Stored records
• • • • •

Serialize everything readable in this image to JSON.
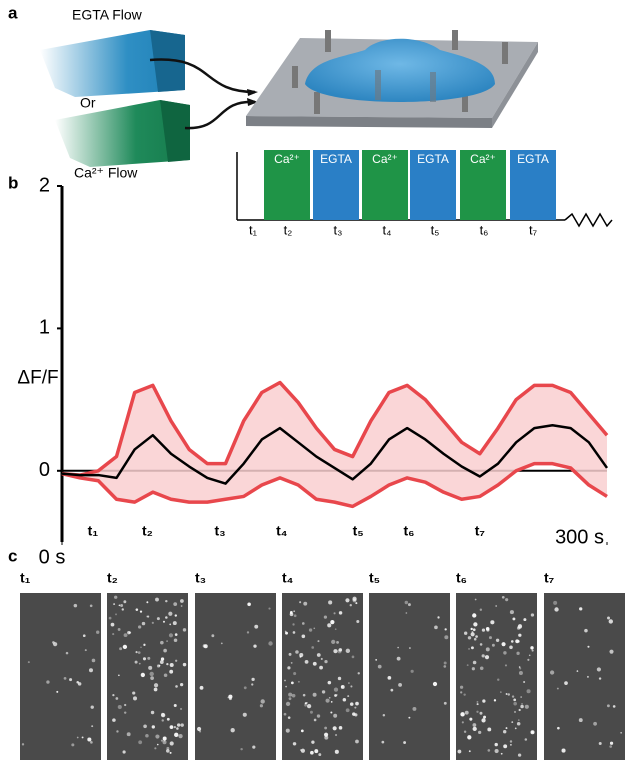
{
  "panel_labels": [
    "a",
    "b",
    "c"
  ],
  "diagram": {
    "egta_flow": "EGTA Flow",
    "or": "Or",
    "ca_flow": "Ca²⁺ Flow"
  },
  "protocol": {
    "blocks": [
      "Ca²⁺",
      "EGTA",
      "Ca²⁺",
      "EGTA",
      "Ca²⁺",
      "EGTA"
    ],
    "times": [
      "t₁",
      "t₂",
      "t₃",
      "t₄",
      "t₅",
      "t₆",
      "t₇"
    ]
  },
  "chart_data": {
    "type": "line",
    "y_label": "ΔF/F",
    "x": [
      0,
      10,
      20,
      30,
      40,
      50,
      60,
      70,
      80,
      90,
      100,
      110,
      120,
      130,
      140,
      150,
      160,
      170,
      180,
      190,
      200,
      210,
      220,
      230,
      240,
      250,
      260,
      270,
      280,
      290,
      300
    ],
    "series": [
      {
        "color": "#e8474c",
        "values": [
          -0.02,
          -0.03,
          0.0,
          0.1,
          0.55,
          0.6,
          0.35,
          0.15,
          0.05,
          0.05,
          0.35,
          0.55,
          0.62,
          0.48,
          0.3,
          0.15,
          0.1,
          0.35,
          0.55,
          0.6,
          0.5,
          0.35,
          0.2,
          0.12,
          0.3,
          0.5,
          0.6,
          0.6,
          0.55,
          0.4,
          0.25
        ]
      },
      {
        "color": "#e8474c",
        "values": [
          -0.02,
          -0.05,
          -0.07,
          -0.2,
          -0.22,
          -0.15,
          -0.2,
          -0.22,
          -0.22,
          -0.2,
          -0.18,
          -0.1,
          -0.05,
          -0.1,
          -0.2,
          -0.22,
          -0.25,
          -0.18,
          -0.1,
          -0.05,
          -0.08,
          -0.15,
          -0.2,
          -0.18,
          -0.1,
          0.0,
          0.05,
          0.05,
          0.02,
          -0.1,
          -0.18
        ]
      },
      {
        "color": "#000000",
        "values": [
          -0.02,
          -0.03,
          -0.03,
          -0.05,
          0.15,
          0.25,
          0.12,
          0.03,
          -0.05,
          -0.09,
          0.05,
          0.22,
          0.3,
          0.2,
          0.1,
          0.02,
          -0.06,
          0.05,
          0.22,
          0.3,
          0.22,
          0.12,
          0.03,
          -0.04,
          0.05,
          0.2,
          0.3,
          0.32,
          0.3,
          0.2,
          0.02
        ]
      }
    ],
    "xlim": [
      0,
      300
    ],
    "ylim": [
      -0.5,
      2
    ],
    "yticks": [
      0,
      1,
      2
    ],
    "xticks": [
      {
        "value": 0,
        "label": "0 s"
      },
      {
        "value": 300,
        "label": "300 s"
      }
    ],
    "markers": [
      {
        "value": 17,
        "label": "t₁"
      },
      {
        "value": 47,
        "label": "t₂"
      },
      {
        "value": 87,
        "label": "t₃"
      },
      {
        "value": 121,
        "label": "t₄"
      },
      {
        "value": 163,
        "label": "t₅"
      },
      {
        "value": 191,
        "label": "t₆"
      },
      {
        "value": 230,
        "label": "t₇"
      }
    ]
  },
  "images": {
    "labels": [
      "t₁",
      "t₂",
      "t₃",
      "t₄",
      "t₅",
      "t₆",
      "t₇"
    ]
  }
}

• • • • •

Quote the records above in full, dropping each picture.

Serialize everything readable in this image to JSON.
{
  "panel_labels": [
    "a",
    "b",
    "c"
  ],
  "diagram": {
    "egta_flow": "EGTA Flow",
    "or": "Or",
    "ca_flow": "Ca²⁺ Flow"
  },
  "protocol": {
    "blocks": [
      "Ca²⁺",
      "EGTA",
      "Ca²⁺",
      "EGTA",
      "Ca²⁺",
      "EGTA"
    ],
    "times": [
      "t₁",
      "t₂",
      "t₃",
      "t₄",
      "t₅",
      "t₆",
      "t₇"
    ]
  },
  "chart_data": {
    "type": "line",
    "y_label": "ΔF/F",
    "x": [
      0,
      10,
      20,
      30,
      40,
      50,
      60,
      70,
      80,
      90,
      100,
      110,
      120,
      130,
      140,
      150,
      160,
      170,
      180,
      190,
      200,
      210,
      220,
      230,
      240,
      250,
      260,
      270,
      280,
      290,
      300
    ],
    "series": [
      {
        "color": "#e8474c",
        "values": [
          -0.02,
          -0.03,
          0.0,
          0.1,
          0.55,
          0.6,
          0.35,
          0.15,
          0.05,
          0.05,
          0.35,
          0.55,
          0.62,
          0.48,
          0.3,
          0.15,
          0.1,
          0.35,
          0.55,
          0.6,
          0.5,
          0.35,
          0.2,
          0.12,
          0.3,
          0.5,
          0.6,
          0.6,
          0.55,
          0.4,
          0.25
        ]
      },
      {
        "color": "#e8474c",
        "values": [
          -0.02,
          -0.05,
          -0.07,
          -0.2,
          -0.22,
          -0.15,
          -0.2,
          -0.22,
          -0.22,
          -0.2,
          -0.18,
          -0.1,
          -0.05,
          -0.1,
          -0.2,
          -0.22,
          -0.25,
          -0.18,
          -0.1,
          -0.05,
          -0.08,
          -0.15,
          -0.2,
          -0.18,
          -0.1,
          0.0,
          0.05,
          0.05,
          0.02,
          -0.1,
          -0.18
        ]
      },
      {
        "color": "#000000",
        "values": [
          -0.02,
          -0.03,
          -0.03,
          -0.05,
          0.15,
          0.25,
          0.12,
          0.03,
          -0.05,
          -0.09,
          0.05,
          0.22,
          0.3,
          0.2,
          0.1,
          0.02,
          -0.06,
          0.05,
          0.22,
          0.3,
          0.22,
          0.12,
          0.03,
          -0.04,
          0.05,
          0.2,
          0.3,
          0.32,
          0.3,
          0.2,
          0.02
        ]
      }
    ],
    "xlim": [
      0,
      300
    ],
    "ylim": [
      -0.5,
      2
    ],
    "yticks": [
      0,
      1,
      2
    ],
    "xticks": [
      {
        "value": 0,
        "label": "0 s"
      },
      {
        "value": 300,
        "label": "300 s"
      }
    ],
    "markers": [
      {
        "value": 17,
        "label": "t₁"
      },
      {
        "value": 47,
        "label": "t₂"
      },
      {
        "value": 87,
        "label": "t₃"
      },
      {
        "value": 121,
        "label": "t₄"
      },
      {
        "value": 163,
        "label": "t₅"
      },
      {
        "value": 191,
        "label": "t₆"
      },
      {
        "value": 230,
        "label": "t₇"
      }
    ]
  },
  "images": {
    "labels": [
      "t₁",
      "t₂",
      "t₃",
      "t₄",
      "t₅",
      "t₆",
      "t₇"
    ]
  }
}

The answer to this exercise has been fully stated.